Given data:
§
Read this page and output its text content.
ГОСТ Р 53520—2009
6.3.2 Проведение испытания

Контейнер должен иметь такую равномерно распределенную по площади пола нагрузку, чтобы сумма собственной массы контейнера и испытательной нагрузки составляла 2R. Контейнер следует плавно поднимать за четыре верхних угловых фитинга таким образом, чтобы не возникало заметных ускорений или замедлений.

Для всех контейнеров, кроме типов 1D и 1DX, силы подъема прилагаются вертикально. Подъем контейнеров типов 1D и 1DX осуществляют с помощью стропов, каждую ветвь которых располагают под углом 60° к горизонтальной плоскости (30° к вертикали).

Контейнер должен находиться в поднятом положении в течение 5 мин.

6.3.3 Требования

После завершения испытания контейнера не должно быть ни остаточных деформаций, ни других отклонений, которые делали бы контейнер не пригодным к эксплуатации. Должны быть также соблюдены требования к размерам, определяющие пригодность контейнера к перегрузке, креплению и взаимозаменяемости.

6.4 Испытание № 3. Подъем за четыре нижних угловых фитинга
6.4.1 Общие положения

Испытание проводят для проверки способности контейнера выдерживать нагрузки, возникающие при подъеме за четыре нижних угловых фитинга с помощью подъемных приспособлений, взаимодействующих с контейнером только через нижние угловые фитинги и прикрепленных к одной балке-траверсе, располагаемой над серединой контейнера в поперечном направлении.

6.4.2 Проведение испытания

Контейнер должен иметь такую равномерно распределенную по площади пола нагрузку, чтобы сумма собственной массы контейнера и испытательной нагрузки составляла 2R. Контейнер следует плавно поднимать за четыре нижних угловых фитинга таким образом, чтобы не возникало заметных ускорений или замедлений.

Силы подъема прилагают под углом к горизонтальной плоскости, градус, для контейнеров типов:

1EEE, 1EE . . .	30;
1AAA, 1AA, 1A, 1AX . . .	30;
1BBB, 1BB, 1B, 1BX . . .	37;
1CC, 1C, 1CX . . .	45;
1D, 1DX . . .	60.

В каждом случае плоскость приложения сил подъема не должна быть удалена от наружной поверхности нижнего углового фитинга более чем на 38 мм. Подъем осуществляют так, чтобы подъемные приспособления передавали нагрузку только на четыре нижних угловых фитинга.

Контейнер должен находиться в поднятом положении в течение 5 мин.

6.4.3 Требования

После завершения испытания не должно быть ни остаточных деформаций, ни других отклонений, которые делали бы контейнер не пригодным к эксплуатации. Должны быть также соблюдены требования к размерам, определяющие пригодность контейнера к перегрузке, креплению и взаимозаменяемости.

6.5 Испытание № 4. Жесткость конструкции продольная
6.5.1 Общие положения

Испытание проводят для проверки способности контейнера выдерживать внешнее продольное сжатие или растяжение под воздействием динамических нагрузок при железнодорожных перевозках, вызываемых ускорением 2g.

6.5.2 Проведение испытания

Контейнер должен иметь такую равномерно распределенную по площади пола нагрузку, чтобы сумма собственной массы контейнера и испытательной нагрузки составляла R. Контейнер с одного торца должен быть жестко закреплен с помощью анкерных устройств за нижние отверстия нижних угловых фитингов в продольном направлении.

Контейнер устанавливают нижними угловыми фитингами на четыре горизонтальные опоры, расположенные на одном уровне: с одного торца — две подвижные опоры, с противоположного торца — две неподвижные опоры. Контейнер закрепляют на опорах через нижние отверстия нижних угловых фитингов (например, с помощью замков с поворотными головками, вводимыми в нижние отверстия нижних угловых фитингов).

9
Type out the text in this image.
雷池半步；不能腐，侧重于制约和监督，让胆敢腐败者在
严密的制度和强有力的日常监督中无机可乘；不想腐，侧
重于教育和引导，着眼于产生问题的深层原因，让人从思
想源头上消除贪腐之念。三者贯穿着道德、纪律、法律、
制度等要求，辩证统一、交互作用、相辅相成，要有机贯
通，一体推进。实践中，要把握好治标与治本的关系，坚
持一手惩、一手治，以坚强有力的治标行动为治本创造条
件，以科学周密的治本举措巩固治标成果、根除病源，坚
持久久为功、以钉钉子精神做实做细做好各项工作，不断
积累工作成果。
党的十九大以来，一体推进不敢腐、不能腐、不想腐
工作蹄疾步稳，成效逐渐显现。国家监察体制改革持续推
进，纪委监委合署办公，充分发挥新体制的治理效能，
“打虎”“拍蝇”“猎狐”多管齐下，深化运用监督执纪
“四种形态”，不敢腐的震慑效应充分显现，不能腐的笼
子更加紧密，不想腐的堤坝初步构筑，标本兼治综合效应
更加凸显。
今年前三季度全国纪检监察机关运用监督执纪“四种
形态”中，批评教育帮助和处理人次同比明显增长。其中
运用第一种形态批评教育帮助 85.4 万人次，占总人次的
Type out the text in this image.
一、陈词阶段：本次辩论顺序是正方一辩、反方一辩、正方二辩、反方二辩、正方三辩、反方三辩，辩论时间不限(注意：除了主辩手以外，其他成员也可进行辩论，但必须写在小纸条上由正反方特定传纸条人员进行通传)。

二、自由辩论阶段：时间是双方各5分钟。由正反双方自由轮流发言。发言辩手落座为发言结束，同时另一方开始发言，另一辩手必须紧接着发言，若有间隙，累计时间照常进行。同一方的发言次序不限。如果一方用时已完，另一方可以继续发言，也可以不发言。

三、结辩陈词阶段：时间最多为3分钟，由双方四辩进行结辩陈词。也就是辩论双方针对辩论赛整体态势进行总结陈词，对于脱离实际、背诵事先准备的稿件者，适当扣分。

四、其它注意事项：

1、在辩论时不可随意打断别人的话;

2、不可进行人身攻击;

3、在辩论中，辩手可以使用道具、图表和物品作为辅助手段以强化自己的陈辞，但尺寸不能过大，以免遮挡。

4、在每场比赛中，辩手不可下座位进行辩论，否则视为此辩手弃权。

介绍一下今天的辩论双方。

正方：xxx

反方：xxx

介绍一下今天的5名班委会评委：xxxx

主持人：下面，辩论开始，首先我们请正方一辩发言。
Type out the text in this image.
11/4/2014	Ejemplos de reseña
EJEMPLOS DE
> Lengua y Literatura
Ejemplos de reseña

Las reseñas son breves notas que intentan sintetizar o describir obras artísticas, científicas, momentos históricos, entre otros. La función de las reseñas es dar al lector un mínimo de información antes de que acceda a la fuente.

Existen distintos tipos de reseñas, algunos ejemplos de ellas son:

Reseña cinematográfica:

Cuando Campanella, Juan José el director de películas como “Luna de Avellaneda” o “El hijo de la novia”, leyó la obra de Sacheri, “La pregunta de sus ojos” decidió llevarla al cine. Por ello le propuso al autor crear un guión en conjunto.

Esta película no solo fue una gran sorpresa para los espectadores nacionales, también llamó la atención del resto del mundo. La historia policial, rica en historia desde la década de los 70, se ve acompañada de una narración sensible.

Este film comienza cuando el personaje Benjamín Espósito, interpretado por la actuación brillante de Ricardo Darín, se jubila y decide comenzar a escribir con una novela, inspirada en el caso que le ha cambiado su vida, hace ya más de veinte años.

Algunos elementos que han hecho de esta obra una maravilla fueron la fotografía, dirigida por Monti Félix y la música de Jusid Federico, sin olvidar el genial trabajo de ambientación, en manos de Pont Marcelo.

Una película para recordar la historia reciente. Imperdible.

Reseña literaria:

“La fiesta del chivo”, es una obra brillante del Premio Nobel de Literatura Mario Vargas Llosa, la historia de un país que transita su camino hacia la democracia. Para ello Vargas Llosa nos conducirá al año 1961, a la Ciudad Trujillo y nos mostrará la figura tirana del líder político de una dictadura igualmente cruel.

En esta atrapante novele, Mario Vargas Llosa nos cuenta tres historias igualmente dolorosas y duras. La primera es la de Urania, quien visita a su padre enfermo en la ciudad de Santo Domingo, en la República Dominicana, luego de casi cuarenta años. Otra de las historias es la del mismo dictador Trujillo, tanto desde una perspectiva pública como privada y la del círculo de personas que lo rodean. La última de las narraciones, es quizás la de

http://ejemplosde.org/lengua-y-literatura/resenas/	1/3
§
Copy every line of the listing where the word "составляла" appears.

Answer to the exercise:
Контейнер должен иметь такую равномерно распределенную по площади пола нагрузку, чтобы сумма собственной массы контейнера и испытательной нагрузки составляла 2R. Контейнер следует плавно поднимать за четыре верхних угловых фитинга таким образом, чтобы не возникало заметных ускорений или замедлений.
Контейнер должен иметь такую равномерно распределенную по площади пола нагрузку, чтобы сумма собственной массы контейнера и испытательной нагрузки составляла 2R. Контейнер следует плавно поднимать за четыре нижних угловых фитинга таким образом, чтобы не возникало заметных ускорений или замедлений.
Контейнер должен иметь такую равномерно распределенную по площади пола нагрузку, чтобы сумма собственной массы контейнера и испытательной нагрузки составляла R. Контейнер с одного торца должен быть жестко закреплен с помощью анкерных устройств за нижние отверстия нижних угловых фитингов в продольном направлении.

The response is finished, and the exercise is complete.